Task statement: Render every line of the records below as a numbered list, omitting blank lines and excluding the pictures.

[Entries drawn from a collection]
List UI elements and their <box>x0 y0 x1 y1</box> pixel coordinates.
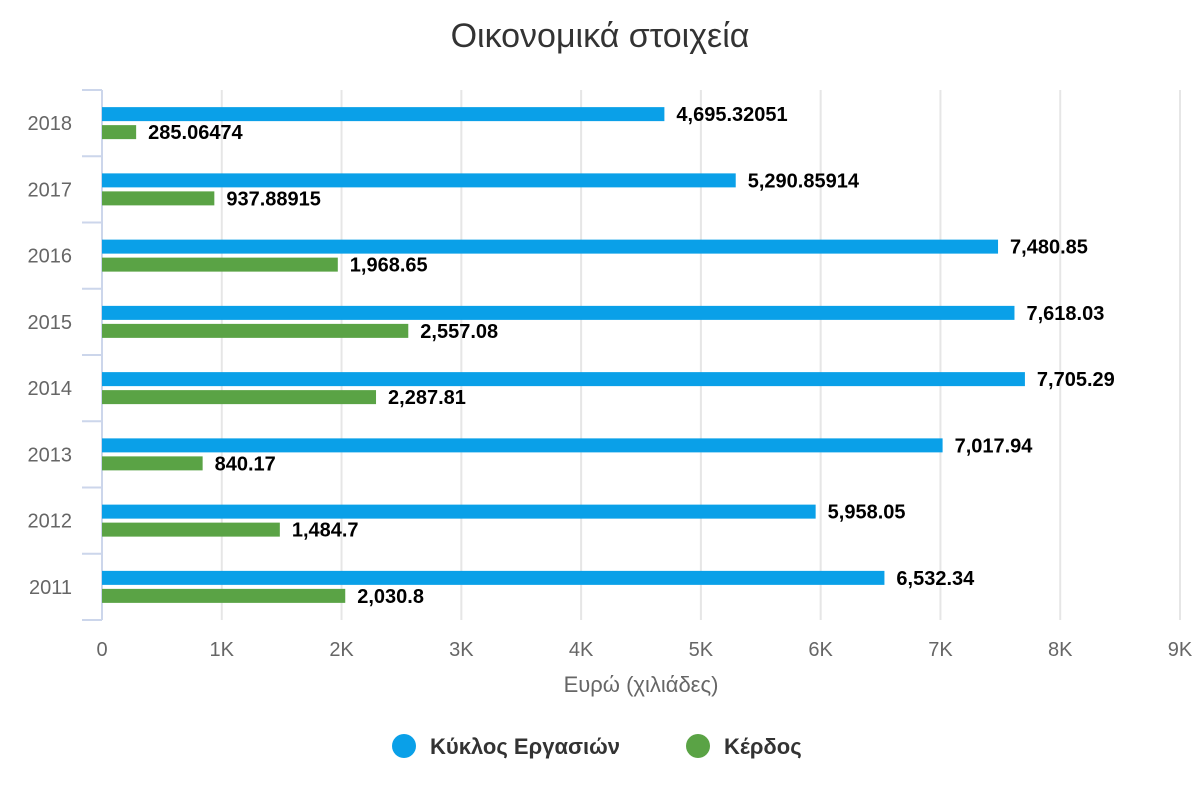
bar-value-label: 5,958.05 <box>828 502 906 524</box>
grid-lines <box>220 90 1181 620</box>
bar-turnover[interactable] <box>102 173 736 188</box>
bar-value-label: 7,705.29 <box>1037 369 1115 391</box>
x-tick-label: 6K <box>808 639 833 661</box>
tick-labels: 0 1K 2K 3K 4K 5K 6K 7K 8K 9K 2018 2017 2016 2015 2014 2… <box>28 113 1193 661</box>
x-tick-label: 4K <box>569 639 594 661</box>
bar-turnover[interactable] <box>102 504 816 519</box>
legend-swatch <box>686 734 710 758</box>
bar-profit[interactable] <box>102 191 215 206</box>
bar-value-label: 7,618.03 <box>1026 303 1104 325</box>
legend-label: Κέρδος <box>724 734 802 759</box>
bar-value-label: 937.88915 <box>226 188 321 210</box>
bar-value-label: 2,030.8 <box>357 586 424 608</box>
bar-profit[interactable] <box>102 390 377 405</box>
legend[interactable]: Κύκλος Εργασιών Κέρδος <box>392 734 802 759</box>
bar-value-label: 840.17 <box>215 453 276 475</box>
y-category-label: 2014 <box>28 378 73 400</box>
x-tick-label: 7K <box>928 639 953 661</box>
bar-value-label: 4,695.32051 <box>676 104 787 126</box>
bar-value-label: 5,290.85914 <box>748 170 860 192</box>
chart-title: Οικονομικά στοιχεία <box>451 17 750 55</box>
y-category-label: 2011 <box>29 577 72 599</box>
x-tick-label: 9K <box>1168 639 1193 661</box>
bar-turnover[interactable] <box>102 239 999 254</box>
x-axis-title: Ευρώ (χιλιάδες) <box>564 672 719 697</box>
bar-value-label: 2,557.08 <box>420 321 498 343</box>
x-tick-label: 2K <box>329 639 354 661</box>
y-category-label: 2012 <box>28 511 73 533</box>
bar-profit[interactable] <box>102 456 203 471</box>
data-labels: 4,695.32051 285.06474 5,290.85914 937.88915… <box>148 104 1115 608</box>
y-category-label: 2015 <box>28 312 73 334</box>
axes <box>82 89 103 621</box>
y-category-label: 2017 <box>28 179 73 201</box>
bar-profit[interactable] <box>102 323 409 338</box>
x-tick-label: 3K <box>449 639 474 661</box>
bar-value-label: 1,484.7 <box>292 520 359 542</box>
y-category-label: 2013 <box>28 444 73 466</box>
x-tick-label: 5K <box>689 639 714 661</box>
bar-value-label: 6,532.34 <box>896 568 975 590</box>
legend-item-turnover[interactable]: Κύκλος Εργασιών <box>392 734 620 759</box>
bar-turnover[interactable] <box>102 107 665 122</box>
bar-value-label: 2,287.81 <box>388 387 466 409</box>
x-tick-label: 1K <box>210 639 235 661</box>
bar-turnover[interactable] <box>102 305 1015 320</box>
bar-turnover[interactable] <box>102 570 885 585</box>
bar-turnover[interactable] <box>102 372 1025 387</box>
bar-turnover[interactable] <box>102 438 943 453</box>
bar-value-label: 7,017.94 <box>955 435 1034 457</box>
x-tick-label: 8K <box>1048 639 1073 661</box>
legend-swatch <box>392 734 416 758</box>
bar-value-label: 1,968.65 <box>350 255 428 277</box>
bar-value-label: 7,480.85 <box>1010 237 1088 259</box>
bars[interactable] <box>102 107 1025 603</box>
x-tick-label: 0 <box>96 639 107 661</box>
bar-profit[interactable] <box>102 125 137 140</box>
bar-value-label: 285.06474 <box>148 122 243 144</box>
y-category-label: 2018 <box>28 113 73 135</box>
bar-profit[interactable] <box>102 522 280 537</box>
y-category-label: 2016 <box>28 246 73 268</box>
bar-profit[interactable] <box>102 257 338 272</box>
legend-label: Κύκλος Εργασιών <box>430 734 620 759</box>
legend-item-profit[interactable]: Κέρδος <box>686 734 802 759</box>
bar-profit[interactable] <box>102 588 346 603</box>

The answer:
1. List UI elements and their <box>x0 y0 x1 y1</box> pixel coordinates.
2. bar-value-label: 5,958.05 <box>828 502 906 524</box>
3. grid-lines <box>220 90 1181 620</box>
4. bar-turnover[interactable] <box>102 173 736 188</box>
5. bar-value-label: 7,705.29 <box>1037 369 1115 391</box>
6. x-tick-label: 6K <box>808 639 833 661</box>
7. tick-labels: 0 1K 2K 3K 4K 5K 6K 7K 8K 9K 2018 2017 2016 2015 2014 2… <box>28 113 1193 661</box>
8. x-tick-label: 4K <box>569 639 594 661</box>
9. bar-turnover[interactable] <box>102 504 816 519</box>
10. legend-swatch <box>686 734 710 758</box>
11. bar-profit[interactable] <box>102 191 215 206</box>
12. bar-value-label: 7,618.03 <box>1026 303 1104 325</box>
13. legend-label: Κέρδος <box>724 734 802 759</box>
14. bar-value-label: 937.88915 <box>226 188 321 210</box>
15. bar-value-label: 2,030.8 <box>357 586 424 608</box>
16. bar-profit[interactable] <box>102 390 377 405</box>
17. legend[interactable]: Κύκλος Εργασιών Κέρδος <box>392 734 802 759</box>
18. bar-value-label: 840.17 <box>215 453 276 475</box>
19. y-category-label: 2014 <box>28 378 73 400</box>
20. x-tick-label: 7K <box>928 639 953 661</box>
21. bar-value-label: 4,695.32051 <box>676 104 787 126</box>
22. bar-value-label: 5,290.85914 <box>748 170 860 192</box>
23. chart-title: Οικονομικά στοιχεία <box>451 17 750 55</box>
24. y-category-label: 2011 <box>29 577 72 599</box>
25. x-tick-label: 9K <box>1168 639 1193 661</box>
26. bar-turnover[interactable] <box>102 239 999 254</box>
27. x-axis-title: Ευρώ (χιλιάδες) <box>564 672 719 697</box>
28. bar-value-label: 2,557.08 <box>420 321 498 343</box>
29. x-tick-label: 2K <box>329 639 354 661</box>
30. y-category-label: 2012 <box>28 511 73 533</box>
31. bar-profit[interactable] <box>102 456 203 471</box>
32. data-labels: 4,695.32051 285.06474 5,290.85914 937.88915… <box>148 104 1115 608</box>
33. y-category-label: 2015 <box>28 312 73 334</box>
34. axes <box>82 89 103 621</box>
35. y-category-label: 2017 <box>28 179 73 201</box>
36. bar-profit[interactable] <box>102 323 409 338</box>
37. x-tick-label: 3K <box>449 639 474 661</box>
38. bar-value-label: 1,484.7 <box>292 520 359 542</box>
39. y-category-label: 2013 <box>28 444 73 466</box>
40. x-tick-label: 5K <box>689 639 714 661</box>
41. bar-value-label: 6,532.34 <box>896 568 975 590</box>
42. legend-item-turnover[interactable]: Κύκλος Εργασιών <box>392 734 620 759</box>
43. bar-turnover[interactable] <box>102 107 665 122</box>
44. bar-value-label: 2,287.81 <box>388 387 466 409</box>
45. x-tick-label: 1K <box>210 639 235 661</box>
46. bar-turnover[interactable] <box>102 305 1015 320</box>
47. bar-turnover[interactable] <box>102 570 885 585</box>
48. bar-turnover[interactable] <box>102 372 1025 387</box>
49. bar-turnover[interactable] <box>102 438 943 453</box>
50. bar-value-label: 7,017.94 <box>955 435 1034 457</box>
51. x-tick-label: 8K <box>1048 639 1073 661</box>
52. legend-swatch <box>392 734 416 758</box>
53. bar-value-label: 1,968.65 <box>350 255 428 277</box>
54. bar-value-label: 7,480.85 <box>1010 237 1088 259</box>
55. bars[interactable] <box>102 107 1025 603</box>
56. x-tick-label: 0 <box>96 639 107 661</box>
57. bar-profit[interactable] <box>102 125 137 140</box>
58. bar-value-label: 285.06474 <box>148 122 243 144</box>
59. y-category-label: 2018 <box>28 113 73 135</box>
60. bar-profit[interactable] <box>102 522 280 537</box>
61. y-category-label: 2016 <box>28 246 73 268</box>
62. bar-profit[interactable] <box>102 257 338 272</box>
63. legend-label: Κύκλος Εργασιών <box>430 734 620 759</box>
64. legend-item-profit[interactable]: Κέρδος <box>686 734 802 759</box>
65. bar-profit[interactable] <box>102 588 346 603</box>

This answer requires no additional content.